**PROBLEM TO SOLVE**
Take each line that has the word "Aziende" and return it.

### DATA FOR PROCESSING

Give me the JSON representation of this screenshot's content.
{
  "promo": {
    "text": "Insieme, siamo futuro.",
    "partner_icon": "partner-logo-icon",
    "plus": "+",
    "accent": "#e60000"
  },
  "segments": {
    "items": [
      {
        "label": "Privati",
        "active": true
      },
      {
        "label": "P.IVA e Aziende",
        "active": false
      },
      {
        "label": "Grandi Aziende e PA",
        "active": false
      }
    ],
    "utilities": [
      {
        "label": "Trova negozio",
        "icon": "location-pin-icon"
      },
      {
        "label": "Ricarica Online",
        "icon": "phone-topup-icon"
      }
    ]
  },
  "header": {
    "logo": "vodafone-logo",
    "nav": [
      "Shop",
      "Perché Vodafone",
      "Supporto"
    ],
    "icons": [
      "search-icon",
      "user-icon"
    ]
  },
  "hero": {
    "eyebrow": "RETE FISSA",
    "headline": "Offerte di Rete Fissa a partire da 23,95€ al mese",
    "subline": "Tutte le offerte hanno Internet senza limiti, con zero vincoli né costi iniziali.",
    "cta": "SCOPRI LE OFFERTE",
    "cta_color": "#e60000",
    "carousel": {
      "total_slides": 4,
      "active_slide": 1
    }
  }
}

######

**WRITTEN SOLUTION**
        "label": "P.IVA e Aziende",
        "label": "Grandi Aziende e PA",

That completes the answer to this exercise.